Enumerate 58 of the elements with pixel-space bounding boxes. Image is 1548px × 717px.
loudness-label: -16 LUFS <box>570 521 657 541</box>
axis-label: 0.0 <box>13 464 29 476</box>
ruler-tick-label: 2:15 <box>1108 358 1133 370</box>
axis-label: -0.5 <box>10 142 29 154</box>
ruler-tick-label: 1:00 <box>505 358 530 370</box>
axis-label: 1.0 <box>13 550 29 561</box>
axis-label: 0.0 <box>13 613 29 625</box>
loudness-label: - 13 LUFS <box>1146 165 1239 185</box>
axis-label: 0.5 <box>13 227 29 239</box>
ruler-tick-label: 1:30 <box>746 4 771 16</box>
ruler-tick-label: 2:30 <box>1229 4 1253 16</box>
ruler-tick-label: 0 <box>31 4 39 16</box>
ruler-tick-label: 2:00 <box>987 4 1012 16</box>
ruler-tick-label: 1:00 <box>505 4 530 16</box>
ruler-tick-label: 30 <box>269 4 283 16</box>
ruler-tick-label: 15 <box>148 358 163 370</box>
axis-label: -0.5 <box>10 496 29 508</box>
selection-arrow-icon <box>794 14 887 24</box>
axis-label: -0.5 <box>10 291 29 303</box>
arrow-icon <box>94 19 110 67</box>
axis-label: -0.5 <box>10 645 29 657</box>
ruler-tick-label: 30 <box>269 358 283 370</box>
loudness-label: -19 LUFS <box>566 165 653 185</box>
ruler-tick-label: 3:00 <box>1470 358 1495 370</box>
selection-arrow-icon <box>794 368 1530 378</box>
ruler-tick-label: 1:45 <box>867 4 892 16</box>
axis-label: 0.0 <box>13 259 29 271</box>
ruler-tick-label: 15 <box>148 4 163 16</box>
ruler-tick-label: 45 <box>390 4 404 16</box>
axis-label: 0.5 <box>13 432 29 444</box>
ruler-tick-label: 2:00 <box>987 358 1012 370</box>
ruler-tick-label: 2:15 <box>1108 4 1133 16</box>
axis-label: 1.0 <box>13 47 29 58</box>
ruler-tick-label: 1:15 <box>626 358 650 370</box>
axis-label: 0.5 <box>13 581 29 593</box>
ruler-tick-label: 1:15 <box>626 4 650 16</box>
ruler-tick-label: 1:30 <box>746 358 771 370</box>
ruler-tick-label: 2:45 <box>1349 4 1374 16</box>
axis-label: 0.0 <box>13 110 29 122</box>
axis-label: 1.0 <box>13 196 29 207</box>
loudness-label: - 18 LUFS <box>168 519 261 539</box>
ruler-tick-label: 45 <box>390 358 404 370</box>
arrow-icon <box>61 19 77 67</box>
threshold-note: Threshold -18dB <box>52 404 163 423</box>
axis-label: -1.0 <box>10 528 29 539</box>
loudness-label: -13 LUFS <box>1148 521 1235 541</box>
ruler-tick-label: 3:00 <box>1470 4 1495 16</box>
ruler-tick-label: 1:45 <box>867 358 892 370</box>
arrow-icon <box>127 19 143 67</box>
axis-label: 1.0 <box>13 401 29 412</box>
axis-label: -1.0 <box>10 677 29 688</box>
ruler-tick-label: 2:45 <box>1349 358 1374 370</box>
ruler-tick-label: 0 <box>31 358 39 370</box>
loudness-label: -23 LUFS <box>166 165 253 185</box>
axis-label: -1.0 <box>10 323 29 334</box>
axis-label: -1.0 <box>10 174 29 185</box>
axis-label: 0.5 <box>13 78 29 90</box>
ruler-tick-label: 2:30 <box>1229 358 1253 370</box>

# AIM
Gather each line of the items above that contains the word "loudness", and treat uppercase and lowercase as different.

# OUTPUT
loudness-label: -16 LUFS <box>570 521 657 541</box>
loudness-label: - 13 LUFS <box>1146 165 1239 185</box>
loudness-label: -19 LUFS <box>566 165 653 185</box>
loudness-label: - 18 LUFS <box>168 519 261 539</box>
loudness-label: -13 LUFS <box>1148 521 1235 541</box>
loudness-label: -23 LUFS <box>166 165 253 185</box>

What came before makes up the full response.